Determine how many lines contain the string "this". Respond with that number and nothing more.

★ ★ ★ ★

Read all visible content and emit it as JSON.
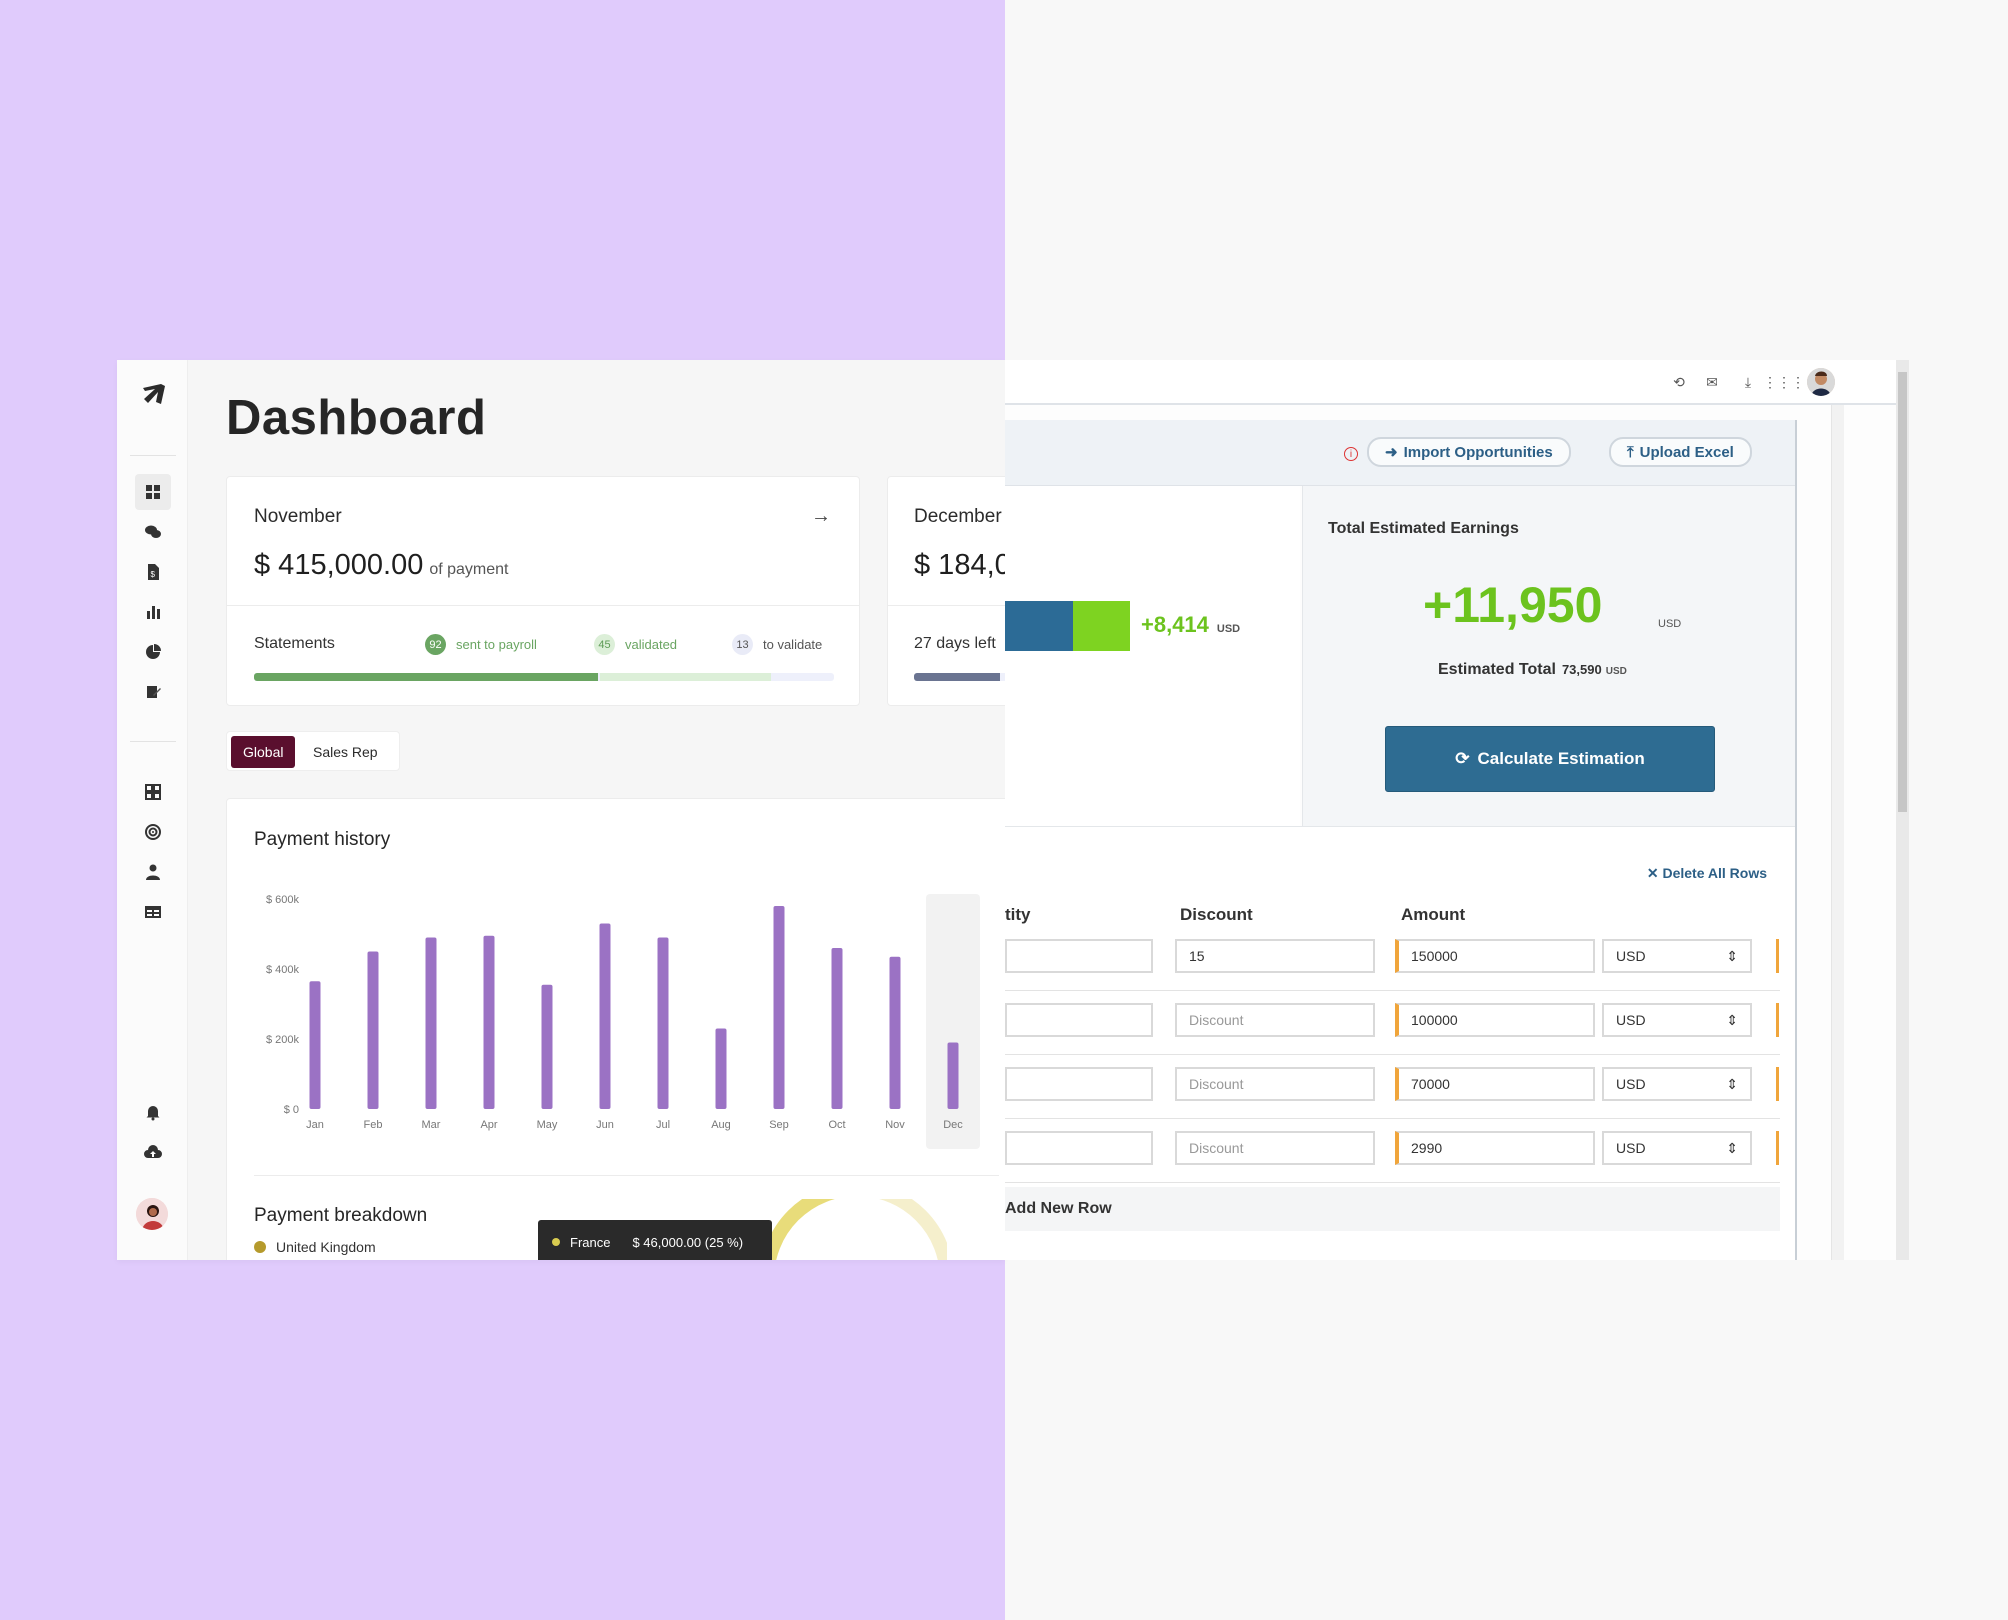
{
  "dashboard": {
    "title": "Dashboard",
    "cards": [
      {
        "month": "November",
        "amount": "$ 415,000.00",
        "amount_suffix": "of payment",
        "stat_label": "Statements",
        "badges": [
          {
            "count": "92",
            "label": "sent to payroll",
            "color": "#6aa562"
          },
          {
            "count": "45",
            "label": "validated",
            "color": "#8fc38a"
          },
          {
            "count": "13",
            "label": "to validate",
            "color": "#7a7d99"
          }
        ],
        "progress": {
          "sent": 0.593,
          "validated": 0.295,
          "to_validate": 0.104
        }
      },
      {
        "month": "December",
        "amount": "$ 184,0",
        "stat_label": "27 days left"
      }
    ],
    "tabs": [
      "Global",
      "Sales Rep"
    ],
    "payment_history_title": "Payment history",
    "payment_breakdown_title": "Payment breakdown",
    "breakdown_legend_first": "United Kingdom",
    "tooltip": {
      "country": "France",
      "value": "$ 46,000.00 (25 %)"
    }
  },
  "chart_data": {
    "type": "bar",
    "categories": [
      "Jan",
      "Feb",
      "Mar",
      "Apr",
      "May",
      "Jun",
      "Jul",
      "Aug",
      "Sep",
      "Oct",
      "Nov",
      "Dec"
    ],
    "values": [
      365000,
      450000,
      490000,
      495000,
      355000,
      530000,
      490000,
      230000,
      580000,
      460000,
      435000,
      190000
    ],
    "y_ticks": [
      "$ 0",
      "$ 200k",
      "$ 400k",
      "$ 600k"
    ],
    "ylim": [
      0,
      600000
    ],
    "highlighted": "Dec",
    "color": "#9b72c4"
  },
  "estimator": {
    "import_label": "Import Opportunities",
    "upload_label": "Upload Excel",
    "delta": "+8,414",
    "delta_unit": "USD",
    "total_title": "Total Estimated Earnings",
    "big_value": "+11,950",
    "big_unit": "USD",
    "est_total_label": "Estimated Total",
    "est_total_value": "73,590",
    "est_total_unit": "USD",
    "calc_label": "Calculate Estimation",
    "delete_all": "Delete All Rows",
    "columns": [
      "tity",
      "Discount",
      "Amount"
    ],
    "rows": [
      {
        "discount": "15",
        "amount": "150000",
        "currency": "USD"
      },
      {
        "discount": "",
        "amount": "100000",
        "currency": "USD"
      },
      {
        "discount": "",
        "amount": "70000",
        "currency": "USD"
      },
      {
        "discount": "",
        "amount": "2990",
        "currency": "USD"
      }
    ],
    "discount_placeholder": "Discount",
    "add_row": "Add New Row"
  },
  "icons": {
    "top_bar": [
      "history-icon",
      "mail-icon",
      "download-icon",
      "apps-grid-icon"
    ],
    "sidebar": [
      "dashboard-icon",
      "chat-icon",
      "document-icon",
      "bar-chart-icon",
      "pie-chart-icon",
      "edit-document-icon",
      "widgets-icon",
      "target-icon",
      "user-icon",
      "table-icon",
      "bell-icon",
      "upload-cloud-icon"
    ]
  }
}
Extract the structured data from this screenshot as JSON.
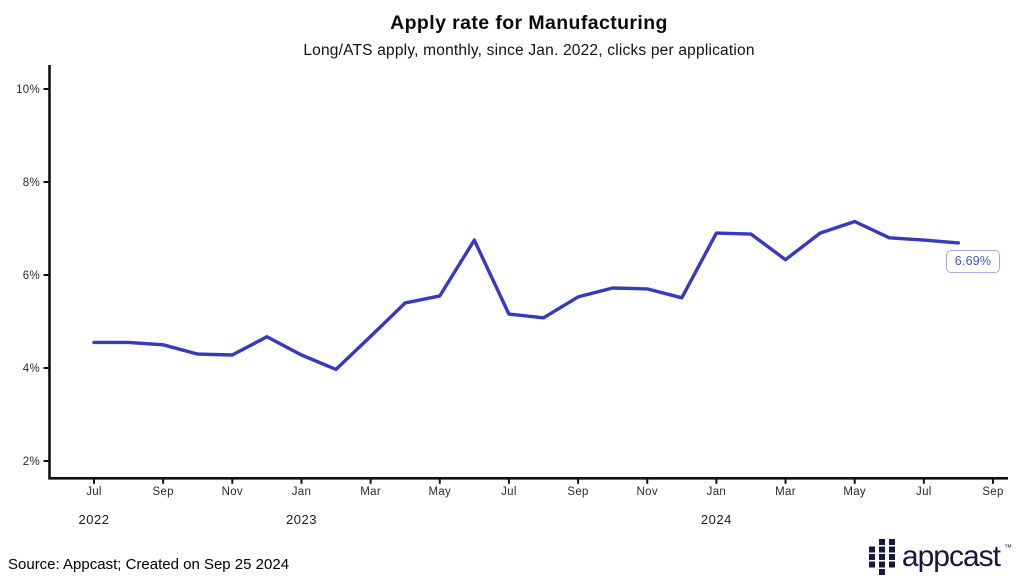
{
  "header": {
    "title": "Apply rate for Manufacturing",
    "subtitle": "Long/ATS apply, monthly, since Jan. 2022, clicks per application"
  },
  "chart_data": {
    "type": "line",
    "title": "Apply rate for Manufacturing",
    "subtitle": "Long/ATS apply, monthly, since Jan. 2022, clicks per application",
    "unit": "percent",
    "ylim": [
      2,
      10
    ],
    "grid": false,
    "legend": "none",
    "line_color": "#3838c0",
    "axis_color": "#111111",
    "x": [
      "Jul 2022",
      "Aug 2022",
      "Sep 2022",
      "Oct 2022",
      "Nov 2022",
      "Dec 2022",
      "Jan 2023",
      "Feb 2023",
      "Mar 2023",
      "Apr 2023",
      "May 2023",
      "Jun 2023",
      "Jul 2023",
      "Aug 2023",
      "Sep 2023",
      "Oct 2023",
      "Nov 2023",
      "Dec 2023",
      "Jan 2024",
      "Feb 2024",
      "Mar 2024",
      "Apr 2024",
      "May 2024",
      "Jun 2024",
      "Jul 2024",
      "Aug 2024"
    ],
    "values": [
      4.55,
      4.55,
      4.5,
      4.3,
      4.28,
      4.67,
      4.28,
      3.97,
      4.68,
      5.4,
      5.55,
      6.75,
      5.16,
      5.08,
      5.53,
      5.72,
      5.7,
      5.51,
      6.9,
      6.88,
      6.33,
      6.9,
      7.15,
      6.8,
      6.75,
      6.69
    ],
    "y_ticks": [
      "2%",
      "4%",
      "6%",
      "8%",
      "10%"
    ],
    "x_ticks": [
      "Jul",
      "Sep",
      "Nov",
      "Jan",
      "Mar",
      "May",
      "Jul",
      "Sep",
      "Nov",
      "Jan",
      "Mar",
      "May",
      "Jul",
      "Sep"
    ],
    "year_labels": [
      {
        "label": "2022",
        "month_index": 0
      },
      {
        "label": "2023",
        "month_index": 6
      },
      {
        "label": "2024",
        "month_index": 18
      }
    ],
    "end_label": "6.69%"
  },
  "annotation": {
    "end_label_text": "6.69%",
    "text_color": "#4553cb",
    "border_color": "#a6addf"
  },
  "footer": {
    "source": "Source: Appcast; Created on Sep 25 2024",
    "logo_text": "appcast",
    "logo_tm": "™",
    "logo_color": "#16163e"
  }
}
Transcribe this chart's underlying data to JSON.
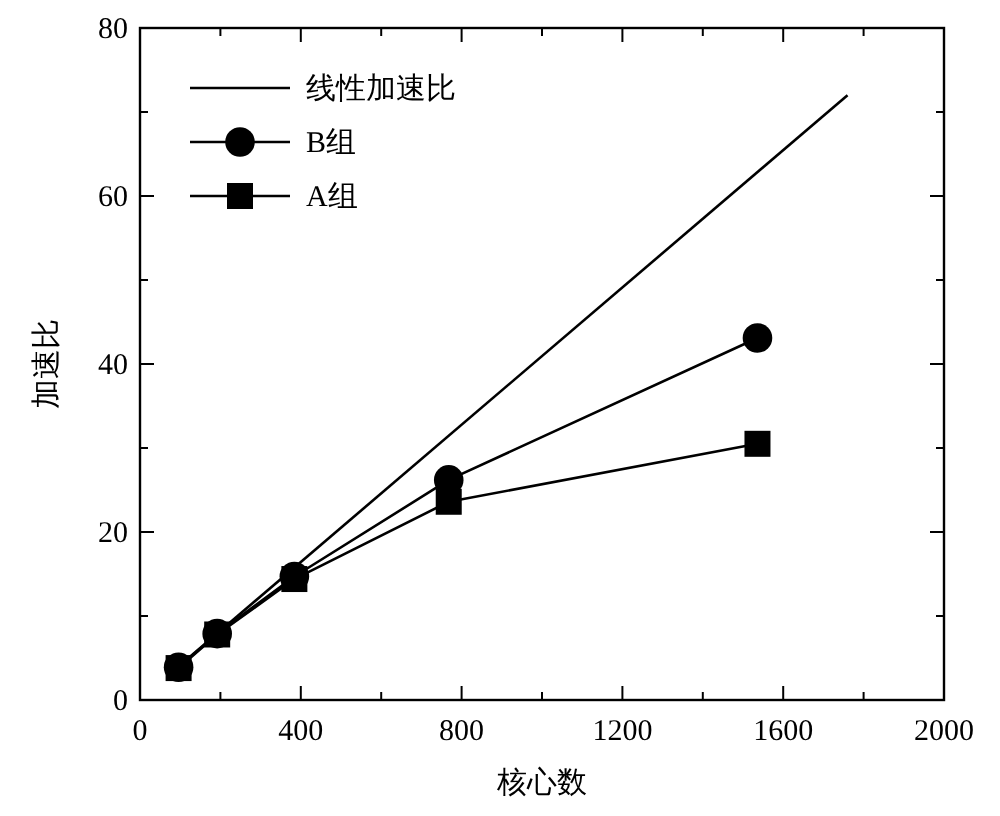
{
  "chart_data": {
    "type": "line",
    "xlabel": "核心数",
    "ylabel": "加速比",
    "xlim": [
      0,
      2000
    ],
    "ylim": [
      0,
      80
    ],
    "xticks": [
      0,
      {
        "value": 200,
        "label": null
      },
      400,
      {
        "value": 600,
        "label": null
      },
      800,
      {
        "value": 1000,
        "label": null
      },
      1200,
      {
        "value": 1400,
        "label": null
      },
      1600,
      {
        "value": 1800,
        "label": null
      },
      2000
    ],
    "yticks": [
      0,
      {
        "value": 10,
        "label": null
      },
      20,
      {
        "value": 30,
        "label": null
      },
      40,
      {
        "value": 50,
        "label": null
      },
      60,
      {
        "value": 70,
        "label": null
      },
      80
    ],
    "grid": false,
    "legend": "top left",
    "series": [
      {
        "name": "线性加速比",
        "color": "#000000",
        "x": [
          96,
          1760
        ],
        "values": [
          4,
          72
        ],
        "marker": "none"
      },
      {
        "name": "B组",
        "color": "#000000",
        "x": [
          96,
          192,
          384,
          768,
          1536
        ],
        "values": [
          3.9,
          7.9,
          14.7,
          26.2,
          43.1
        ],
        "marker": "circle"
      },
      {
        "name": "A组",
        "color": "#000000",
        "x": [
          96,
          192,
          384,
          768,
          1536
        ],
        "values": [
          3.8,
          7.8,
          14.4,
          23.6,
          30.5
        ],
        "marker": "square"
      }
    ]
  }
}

★ ★ ★ ★

# [Answer below]
2